## Short task:
Find each line containing the string "text". Copy it.

(Stored records)
[START]
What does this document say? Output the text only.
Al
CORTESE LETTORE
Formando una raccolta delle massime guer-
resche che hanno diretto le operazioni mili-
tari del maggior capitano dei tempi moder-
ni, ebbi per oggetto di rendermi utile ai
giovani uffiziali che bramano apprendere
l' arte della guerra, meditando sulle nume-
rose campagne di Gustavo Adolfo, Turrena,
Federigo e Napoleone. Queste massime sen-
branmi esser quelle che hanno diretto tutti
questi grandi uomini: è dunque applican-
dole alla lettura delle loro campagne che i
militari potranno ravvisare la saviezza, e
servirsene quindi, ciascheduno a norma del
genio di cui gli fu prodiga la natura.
[END]
[START]
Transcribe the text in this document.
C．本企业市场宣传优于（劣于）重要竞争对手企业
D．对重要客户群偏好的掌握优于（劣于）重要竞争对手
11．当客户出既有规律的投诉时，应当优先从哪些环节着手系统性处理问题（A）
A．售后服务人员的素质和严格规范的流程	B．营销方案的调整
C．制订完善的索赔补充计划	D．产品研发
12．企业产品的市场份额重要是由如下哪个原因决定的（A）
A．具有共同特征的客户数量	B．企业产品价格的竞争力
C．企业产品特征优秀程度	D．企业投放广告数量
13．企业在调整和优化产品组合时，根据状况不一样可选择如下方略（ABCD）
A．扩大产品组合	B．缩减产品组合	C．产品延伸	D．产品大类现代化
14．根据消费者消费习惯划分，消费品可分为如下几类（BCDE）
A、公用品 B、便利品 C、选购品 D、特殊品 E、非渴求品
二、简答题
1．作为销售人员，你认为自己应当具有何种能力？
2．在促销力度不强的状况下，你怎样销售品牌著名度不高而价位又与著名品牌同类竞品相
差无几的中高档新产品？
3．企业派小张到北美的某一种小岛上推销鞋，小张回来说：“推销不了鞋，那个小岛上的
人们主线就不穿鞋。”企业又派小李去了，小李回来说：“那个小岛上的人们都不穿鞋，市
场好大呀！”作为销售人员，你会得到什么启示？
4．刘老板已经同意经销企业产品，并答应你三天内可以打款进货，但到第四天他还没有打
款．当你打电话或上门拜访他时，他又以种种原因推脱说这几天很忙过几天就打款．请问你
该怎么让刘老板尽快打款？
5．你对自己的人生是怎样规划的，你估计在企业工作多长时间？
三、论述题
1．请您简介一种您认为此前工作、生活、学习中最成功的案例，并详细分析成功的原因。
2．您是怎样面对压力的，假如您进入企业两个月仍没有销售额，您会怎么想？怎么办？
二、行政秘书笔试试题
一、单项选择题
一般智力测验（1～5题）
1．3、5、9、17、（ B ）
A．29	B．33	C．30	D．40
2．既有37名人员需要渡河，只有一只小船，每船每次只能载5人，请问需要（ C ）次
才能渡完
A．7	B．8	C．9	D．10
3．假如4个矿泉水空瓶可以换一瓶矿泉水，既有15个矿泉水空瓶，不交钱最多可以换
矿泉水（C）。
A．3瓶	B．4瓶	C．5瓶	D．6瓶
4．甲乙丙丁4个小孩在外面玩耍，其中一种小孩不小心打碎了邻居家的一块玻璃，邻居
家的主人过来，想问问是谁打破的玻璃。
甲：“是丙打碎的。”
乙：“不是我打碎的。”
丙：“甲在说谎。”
[END]
## The completed task:
What does this document say? Output the text only.
Transcribe the text in this document.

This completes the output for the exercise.